Wherever the string "subject" appears in the listing, copy that line.

- _Dataset extract_:
--- BEGIN ---

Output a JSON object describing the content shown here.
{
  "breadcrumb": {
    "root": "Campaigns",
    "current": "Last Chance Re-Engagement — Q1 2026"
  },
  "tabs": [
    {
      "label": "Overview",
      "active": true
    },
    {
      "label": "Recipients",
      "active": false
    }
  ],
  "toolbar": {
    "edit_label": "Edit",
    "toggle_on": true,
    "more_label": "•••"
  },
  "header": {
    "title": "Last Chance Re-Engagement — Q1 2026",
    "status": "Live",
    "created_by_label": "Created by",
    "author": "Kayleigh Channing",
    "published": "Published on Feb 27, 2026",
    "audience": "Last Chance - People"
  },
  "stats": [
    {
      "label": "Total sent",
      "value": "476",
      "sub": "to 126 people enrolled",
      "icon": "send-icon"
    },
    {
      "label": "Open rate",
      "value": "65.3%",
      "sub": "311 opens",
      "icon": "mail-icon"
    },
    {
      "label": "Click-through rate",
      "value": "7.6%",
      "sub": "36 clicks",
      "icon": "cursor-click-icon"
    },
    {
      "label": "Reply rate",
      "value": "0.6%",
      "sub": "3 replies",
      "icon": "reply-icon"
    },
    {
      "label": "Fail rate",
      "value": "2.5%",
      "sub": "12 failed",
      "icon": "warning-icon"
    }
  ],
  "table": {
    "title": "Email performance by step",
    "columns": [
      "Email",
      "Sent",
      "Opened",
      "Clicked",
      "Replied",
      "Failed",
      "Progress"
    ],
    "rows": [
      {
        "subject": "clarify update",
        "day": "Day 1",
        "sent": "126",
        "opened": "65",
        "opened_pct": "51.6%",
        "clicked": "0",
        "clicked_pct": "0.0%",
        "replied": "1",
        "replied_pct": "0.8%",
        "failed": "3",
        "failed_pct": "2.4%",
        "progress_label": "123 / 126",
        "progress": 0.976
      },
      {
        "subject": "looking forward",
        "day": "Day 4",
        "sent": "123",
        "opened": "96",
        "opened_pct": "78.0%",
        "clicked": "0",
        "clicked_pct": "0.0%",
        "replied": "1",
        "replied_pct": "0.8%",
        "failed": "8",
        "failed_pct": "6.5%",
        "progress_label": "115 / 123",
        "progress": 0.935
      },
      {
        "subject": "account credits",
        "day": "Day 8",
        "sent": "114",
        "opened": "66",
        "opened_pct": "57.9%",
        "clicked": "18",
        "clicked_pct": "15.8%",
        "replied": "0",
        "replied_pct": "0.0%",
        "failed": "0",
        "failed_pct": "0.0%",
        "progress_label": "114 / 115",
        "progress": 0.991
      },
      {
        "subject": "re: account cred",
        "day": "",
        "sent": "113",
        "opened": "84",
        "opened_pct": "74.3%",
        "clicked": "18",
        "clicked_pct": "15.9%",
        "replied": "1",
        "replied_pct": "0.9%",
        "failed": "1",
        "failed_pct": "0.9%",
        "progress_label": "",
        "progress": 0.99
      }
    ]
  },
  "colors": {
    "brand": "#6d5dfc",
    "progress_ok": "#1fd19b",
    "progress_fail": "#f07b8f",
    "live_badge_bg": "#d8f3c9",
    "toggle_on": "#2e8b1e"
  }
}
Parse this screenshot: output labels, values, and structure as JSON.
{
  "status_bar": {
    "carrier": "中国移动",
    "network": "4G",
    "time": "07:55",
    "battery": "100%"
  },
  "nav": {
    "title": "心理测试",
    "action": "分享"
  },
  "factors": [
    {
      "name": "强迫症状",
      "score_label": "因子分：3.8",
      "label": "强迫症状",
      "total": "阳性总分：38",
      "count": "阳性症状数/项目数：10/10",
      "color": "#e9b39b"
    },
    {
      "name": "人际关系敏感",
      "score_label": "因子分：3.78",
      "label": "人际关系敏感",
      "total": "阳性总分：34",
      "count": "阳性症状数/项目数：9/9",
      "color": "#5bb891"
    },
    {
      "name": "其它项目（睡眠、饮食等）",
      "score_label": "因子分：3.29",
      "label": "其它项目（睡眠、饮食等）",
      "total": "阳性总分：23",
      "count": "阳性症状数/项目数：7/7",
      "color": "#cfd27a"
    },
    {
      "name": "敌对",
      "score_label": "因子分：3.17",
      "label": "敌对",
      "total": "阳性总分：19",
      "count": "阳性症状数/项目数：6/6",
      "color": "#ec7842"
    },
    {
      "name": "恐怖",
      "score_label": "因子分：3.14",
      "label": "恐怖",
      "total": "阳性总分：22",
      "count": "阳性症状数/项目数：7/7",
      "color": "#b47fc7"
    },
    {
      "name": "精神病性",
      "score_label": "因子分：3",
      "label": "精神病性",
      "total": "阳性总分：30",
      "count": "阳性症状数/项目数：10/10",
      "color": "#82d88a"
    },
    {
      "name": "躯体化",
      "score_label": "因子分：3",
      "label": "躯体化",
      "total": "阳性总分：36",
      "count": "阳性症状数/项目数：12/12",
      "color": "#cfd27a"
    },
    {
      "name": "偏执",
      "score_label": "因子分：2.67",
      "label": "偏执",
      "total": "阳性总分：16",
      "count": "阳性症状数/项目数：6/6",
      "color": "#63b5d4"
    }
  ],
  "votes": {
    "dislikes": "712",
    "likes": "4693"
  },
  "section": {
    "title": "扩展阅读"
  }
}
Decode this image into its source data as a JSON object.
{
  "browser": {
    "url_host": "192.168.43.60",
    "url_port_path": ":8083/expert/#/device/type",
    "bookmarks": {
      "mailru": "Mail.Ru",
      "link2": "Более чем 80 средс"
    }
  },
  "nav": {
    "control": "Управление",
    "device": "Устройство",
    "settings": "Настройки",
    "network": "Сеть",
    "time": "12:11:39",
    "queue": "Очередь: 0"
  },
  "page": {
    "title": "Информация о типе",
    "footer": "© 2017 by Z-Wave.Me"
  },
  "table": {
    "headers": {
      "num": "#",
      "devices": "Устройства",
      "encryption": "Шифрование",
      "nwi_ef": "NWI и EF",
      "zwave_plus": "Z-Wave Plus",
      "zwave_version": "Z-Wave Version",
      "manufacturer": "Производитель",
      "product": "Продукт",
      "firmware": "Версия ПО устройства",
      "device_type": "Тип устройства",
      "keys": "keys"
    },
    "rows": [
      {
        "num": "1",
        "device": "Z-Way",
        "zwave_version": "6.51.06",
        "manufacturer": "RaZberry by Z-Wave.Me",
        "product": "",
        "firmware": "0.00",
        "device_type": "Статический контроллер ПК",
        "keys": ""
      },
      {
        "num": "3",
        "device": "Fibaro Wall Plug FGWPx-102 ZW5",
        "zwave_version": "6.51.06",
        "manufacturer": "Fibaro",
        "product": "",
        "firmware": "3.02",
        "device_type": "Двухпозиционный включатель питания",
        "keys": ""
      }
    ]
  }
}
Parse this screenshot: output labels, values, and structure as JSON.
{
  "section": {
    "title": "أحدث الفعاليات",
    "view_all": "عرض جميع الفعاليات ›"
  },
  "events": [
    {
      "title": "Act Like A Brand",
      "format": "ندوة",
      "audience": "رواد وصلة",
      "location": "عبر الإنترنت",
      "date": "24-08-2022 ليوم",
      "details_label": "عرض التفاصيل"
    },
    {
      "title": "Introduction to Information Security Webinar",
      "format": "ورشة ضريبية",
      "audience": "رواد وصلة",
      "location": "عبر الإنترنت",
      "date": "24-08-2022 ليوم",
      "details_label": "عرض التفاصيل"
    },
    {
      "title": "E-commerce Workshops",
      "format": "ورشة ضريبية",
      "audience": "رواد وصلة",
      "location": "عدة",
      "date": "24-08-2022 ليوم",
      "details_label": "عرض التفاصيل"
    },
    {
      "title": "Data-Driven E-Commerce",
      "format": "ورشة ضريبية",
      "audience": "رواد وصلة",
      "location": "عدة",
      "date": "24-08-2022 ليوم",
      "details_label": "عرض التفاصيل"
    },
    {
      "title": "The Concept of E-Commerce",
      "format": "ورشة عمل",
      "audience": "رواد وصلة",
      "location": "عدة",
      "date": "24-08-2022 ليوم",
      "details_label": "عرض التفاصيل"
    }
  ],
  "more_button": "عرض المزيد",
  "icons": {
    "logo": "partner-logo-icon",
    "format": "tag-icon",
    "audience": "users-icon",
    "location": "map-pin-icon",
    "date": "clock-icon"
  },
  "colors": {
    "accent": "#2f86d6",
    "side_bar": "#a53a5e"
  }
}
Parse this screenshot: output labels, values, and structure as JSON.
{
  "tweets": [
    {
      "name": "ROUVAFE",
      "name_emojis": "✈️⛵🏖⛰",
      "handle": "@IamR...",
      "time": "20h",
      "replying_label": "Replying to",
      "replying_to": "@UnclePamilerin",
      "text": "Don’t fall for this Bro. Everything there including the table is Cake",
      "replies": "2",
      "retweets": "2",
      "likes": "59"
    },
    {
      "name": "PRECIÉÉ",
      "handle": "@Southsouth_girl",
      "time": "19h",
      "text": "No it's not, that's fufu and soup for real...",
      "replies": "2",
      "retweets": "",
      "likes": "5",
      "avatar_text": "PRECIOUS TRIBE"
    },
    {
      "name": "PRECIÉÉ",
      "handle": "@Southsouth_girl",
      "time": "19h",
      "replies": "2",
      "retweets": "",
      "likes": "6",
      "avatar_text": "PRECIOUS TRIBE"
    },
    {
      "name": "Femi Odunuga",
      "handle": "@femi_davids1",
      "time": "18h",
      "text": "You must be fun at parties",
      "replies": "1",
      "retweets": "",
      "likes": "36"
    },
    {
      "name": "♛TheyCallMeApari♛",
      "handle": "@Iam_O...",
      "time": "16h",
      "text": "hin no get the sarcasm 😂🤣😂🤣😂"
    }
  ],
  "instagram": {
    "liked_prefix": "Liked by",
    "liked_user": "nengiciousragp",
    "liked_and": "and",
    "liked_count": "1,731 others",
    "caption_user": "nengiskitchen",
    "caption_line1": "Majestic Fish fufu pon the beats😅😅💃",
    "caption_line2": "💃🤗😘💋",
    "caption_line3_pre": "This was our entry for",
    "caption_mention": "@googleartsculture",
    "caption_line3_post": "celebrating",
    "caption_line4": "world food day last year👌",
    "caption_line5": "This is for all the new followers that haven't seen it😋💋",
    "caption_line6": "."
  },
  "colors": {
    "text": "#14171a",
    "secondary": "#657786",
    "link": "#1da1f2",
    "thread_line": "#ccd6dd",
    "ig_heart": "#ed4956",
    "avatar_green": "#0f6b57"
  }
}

--- END ---

- _Result of the exercise_:
        "subject": "clarify update",
        "subject": "looking forward",
        "subject": "account credits",
        "subject": "re: account cred",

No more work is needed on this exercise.